▶ [Exercise task]:
Set down each line of the data below exactly as it stands, dropping the pictures.

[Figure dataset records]
- - - -
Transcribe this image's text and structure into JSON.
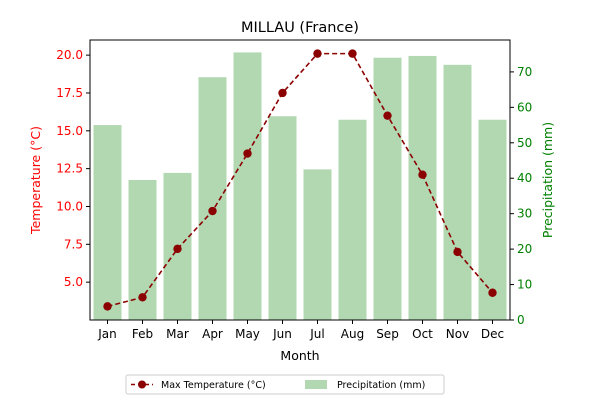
{
  "chart_data": {
    "type": "bar+line",
    "title": "MILLAU (France)",
    "xlabel": "Month",
    "categories": [
      "Jan",
      "Feb",
      "Mar",
      "Apr",
      "May",
      "Jun",
      "Jul",
      "Aug",
      "Sep",
      "Oct",
      "Nov",
      "Dec"
    ],
    "y_left": {
      "label": "Temperature (°C)",
      "color": "#ff0000",
      "lim": [
        2.5,
        21.0
      ],
      "ticks": [
        "5.0",
        "7.5",
        "10.0",
        "12.5",
        "15.0",
        "17.5",
        "20.0"
      ],
      "tick_values": [
        5.0,
        7.5,
        10.0,
        12.5,
        15.0,
        17.5,
        20.0
      ]
    },
    "y_right": {
      "label": "Precipitation (mm)",
      "color": "#008000",
      "lim": [
        0,
        79
      ],
      "ticks": [
        "0",
        "10",
        "20",
        "30",
        "40",
        "50",
        "60",
        "70"
      ],
      "tick_values": [
        0,
        10,
        20,
        30,
        40,
        50,
        60,
        70
      ]
    },
    "series": [
      {
        "name": "Max Temperature (°C)",
        "type": "line",
        "axis": "left",
        "color": "#8b0000",
        "style": "dashed",
        "marker": "circle",
        "values": [
          3.4,
          4.0,
          7.2,
          9.7,
          13.5,
          17.5,
          20.1,
          20.1,
          16.0,
          12.1,
          7.0,
          4.3
        ]
      },
      {
        "name": "Precipitation (mm)",
        "type": "bar",
        "axis": "right",
        "color": "#b2d8b2",
        "values": [
          55,
          39.5,
          41.5,
          68.5,
          75.5,
          57.5,
          42.5,
          56.5,
          74.0,
          74.5,
          72.0,
          56.5
        ]
      }
    ],
    "legend": {
      "placement": "bottom-center",
      "columns": 2
    },
    "grid": false
  }
}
- - - -
▶ [Problem solution]:
Transcribe this image's text and structure into JSON.
{
  "chart_data": {
    "type": "bar+line",
    "title": "MILLAU (France)",
    "xlabel": "Month",
    "categories": [
      "Jan",
      "Feb",
      "Mar",
      "Apr",
      "May",
      "Jun",
      "Jul",
      "Aug",
      "Sep",
      "Oct",
      "Nov",
      "Dec"
    ],
    "y_left": {
      "label": "Temperature (°C)",
      "color": "#ff0000",
      "lim": [
        2.5,
        21.0
      ],
      "ticks": [
        "5.0",
        "7.5",
        "10.0",
        "12.5",
        "15.0",
        "17.5",
        "20.0"
      ],
      "tick_values": [
        5.0,
        7.5,
        10.0,
        12.5,
        15.0,
        17.5,
        20.0
      ]
    },
    "y_right": {
      "label": "Precipitation (mm)",
      "color": "#008000",
      "lim": [
        0,
        79
      ],
      "ticks": [
        "0",
        "10",
        "20",
        "30",
        "40",
        "50",
        "60",
        "70"
      ],
      "tick_values": [
        0,
        10,
        20,
        30,
        40,
        50,
        60,
        70
      ]
    },
    "series": [
      {
        "name": "Max Temperature (°C)",
        "type": "line",
        "axis": "left",
        "color": "#8b0000",
        "style": "dashed",
        "marker": "circle",
        "values": [
          3.4,
          4.0,
          7.2,
          9.7,
          13.5,
          17.5,
          20.1,
          20.1,
          16.0,
          12.1,
          7.0,
          4.3
        ]
      },
      {
        "name": "Precipitation (mm)",
        "type": "bar",
        "axis": "right",
        "color": "#b2d8b2",
        "values": [
          55,
          39.5,
          41.5,
          68.5,
          75.5,
          57.5,
          42.5,
          56.5,
          74.0,
          74.5,
          72.0,
          56.5
        ]
      }
    ],
    "legend": {
      "placement": "bottom-center",
      "columns": 2
    },
    "grid": false
  }
}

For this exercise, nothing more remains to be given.